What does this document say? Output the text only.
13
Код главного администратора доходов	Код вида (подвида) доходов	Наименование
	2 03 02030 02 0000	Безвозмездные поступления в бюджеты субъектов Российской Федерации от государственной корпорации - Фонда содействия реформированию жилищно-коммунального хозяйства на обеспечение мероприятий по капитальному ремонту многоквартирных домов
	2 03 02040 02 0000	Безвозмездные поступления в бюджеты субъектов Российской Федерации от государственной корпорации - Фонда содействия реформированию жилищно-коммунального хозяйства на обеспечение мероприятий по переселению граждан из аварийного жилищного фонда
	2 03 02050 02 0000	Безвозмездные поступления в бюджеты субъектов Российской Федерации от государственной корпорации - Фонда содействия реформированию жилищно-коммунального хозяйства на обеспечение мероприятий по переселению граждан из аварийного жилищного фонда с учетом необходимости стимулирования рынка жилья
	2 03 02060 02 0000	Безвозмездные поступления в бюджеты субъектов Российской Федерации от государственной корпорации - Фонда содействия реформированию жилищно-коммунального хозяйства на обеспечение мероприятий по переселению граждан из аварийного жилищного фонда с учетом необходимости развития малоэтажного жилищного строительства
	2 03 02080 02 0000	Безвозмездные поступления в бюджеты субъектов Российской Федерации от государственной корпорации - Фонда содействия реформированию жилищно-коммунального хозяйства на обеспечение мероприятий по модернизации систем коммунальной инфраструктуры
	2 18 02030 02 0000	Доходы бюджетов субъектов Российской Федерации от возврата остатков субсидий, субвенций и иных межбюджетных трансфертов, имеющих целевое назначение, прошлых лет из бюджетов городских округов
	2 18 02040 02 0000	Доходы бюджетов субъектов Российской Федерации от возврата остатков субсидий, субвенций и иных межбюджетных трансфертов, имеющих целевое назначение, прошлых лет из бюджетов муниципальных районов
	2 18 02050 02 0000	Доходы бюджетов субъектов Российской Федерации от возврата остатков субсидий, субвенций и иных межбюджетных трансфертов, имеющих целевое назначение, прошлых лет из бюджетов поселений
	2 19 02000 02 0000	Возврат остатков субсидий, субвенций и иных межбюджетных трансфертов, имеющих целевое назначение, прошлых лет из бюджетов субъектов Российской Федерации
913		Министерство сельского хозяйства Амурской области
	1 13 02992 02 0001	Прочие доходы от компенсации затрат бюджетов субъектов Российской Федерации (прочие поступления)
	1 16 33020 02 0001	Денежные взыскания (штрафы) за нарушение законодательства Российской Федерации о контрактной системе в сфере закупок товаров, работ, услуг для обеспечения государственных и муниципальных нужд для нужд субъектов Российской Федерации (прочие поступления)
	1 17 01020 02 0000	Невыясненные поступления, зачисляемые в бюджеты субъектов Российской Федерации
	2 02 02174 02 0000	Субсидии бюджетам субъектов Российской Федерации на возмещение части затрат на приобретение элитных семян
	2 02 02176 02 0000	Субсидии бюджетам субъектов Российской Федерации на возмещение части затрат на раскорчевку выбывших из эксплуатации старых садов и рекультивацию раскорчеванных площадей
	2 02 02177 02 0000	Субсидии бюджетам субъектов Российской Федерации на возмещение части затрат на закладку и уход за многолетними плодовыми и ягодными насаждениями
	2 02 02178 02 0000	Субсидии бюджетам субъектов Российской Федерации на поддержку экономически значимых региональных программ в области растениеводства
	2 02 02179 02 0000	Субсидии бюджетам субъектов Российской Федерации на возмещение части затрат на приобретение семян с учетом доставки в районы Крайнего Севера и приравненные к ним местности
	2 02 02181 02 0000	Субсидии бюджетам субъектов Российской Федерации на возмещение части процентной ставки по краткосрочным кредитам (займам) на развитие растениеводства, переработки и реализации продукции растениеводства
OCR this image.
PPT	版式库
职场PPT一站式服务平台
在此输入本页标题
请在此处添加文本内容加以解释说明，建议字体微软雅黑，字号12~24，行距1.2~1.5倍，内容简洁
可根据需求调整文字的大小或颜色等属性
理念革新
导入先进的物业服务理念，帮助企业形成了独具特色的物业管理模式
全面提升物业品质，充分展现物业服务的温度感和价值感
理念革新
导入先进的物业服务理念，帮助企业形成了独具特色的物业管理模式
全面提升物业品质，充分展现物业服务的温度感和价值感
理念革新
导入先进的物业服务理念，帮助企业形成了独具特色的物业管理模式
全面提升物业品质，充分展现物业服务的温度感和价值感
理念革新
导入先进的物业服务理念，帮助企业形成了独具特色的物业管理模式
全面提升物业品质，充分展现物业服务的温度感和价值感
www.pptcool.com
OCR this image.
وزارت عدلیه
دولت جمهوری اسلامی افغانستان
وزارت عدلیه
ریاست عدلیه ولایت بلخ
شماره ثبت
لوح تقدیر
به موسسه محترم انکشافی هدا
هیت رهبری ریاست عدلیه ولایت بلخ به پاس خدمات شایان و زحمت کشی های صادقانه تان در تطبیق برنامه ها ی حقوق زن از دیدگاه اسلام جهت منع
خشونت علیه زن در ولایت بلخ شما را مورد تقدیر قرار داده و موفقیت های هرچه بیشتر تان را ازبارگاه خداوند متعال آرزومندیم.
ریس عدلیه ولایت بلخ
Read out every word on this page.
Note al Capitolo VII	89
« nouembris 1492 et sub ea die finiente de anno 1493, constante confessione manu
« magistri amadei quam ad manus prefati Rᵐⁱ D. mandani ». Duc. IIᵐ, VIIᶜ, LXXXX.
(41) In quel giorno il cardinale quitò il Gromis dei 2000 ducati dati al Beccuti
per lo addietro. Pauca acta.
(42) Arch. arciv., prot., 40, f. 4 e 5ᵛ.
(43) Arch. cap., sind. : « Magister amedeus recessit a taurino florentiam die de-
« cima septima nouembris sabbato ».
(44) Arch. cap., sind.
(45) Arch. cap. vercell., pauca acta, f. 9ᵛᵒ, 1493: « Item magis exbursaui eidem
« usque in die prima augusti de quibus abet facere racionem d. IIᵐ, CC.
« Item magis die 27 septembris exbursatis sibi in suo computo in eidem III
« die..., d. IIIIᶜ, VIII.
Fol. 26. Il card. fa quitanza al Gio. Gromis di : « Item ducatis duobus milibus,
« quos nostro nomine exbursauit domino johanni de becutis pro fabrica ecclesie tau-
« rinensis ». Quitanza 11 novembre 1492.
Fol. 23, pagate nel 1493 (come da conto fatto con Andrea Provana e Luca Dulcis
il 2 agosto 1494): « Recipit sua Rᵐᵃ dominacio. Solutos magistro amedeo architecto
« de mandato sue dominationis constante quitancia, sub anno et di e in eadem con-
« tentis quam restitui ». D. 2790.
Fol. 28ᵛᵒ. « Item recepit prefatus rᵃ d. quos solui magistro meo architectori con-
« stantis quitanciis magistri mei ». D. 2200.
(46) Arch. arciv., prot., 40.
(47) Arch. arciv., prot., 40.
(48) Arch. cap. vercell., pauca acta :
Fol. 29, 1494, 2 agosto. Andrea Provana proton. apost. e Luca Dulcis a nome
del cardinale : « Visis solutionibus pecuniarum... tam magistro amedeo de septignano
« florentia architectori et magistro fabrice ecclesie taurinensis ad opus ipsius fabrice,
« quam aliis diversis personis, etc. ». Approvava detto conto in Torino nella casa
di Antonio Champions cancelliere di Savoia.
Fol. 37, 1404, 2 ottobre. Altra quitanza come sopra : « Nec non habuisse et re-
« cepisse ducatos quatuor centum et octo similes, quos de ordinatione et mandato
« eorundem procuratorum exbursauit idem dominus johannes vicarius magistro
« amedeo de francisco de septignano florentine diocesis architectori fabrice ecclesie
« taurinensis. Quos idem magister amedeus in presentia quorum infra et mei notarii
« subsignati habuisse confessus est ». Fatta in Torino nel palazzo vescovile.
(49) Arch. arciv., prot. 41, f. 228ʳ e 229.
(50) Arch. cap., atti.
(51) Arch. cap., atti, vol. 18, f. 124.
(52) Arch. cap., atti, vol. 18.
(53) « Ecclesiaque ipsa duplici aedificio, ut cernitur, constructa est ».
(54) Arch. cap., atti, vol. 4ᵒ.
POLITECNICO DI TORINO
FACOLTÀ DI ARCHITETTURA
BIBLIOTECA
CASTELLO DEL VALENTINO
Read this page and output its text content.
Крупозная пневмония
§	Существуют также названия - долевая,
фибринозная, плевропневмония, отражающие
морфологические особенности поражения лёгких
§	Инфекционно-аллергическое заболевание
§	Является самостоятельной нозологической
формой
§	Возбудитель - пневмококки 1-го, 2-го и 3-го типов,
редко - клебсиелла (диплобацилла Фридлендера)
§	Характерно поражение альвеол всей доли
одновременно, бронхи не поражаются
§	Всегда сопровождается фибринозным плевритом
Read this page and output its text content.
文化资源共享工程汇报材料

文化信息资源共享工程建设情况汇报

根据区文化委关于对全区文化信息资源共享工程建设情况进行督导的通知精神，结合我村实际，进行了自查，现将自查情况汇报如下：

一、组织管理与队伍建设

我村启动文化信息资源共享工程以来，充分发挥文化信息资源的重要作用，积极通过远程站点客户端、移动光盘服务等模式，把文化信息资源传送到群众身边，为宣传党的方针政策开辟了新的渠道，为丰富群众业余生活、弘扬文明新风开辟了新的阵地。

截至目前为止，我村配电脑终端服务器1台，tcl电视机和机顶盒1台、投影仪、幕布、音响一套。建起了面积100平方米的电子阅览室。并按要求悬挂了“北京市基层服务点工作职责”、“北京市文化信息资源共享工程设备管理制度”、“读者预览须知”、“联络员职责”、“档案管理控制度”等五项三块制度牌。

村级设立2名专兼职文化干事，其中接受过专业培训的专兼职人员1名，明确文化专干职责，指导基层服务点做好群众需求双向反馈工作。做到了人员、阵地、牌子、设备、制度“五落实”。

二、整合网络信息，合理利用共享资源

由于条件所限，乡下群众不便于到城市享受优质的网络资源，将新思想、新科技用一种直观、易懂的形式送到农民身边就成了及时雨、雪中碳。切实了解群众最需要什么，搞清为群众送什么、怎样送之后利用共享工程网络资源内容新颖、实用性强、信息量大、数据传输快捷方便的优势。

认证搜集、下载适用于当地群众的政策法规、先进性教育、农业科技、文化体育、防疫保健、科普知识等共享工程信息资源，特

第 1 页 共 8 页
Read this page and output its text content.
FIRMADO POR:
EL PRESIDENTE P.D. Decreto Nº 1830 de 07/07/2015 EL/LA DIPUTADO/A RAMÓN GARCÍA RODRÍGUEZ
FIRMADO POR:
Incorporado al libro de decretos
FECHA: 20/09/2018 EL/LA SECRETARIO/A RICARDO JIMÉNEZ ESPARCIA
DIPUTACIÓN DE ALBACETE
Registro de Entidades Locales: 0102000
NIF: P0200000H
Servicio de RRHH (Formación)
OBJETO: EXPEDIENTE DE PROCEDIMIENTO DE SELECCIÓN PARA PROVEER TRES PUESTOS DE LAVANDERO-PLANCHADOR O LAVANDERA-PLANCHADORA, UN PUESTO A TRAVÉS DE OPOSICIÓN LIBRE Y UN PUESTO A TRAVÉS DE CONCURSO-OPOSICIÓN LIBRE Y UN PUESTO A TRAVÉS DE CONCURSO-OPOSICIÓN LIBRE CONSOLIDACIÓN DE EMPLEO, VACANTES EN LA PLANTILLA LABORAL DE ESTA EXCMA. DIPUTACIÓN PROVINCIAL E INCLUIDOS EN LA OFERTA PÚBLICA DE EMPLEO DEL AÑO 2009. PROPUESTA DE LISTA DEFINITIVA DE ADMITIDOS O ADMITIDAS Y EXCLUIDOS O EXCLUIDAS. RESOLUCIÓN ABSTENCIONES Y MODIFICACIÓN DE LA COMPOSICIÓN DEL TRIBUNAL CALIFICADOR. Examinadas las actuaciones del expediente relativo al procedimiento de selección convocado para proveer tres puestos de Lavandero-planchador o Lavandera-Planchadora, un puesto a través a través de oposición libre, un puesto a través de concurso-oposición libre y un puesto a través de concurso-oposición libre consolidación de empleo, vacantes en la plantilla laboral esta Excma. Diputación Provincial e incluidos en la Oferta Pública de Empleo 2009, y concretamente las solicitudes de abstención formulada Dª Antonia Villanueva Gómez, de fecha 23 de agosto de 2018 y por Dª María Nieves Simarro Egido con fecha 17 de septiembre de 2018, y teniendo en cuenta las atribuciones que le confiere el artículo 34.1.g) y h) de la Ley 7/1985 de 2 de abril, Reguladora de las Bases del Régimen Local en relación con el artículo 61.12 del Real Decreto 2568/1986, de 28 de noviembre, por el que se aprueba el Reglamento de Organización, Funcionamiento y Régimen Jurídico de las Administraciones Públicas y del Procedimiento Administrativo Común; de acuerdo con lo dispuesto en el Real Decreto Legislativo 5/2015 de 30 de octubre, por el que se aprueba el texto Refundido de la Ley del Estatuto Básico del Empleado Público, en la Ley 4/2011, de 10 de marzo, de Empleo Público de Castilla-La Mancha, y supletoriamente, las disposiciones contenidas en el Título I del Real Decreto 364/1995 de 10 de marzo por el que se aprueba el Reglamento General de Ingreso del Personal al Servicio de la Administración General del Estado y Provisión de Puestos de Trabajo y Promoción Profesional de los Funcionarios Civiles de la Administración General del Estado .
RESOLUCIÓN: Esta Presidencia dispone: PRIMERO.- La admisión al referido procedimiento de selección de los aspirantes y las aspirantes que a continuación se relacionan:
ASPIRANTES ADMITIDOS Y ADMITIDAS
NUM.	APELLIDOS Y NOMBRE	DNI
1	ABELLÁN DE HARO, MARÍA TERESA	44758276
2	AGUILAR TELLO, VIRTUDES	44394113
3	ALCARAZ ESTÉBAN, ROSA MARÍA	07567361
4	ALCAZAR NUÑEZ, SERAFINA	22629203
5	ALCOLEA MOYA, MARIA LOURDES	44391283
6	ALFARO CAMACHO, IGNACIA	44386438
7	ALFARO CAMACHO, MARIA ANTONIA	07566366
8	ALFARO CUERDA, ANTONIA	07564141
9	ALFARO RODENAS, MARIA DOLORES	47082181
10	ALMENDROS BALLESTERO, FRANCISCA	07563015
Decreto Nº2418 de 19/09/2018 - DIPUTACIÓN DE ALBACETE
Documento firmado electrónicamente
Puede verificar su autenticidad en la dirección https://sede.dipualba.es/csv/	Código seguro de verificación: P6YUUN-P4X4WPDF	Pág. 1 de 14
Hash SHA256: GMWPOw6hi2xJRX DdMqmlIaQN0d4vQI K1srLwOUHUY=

^^^^

YOUR OBJECTIVE
Write the number of lines containing the word "приобретение" and nothing besides it.

RESPONSE TO THE EXERCISE
2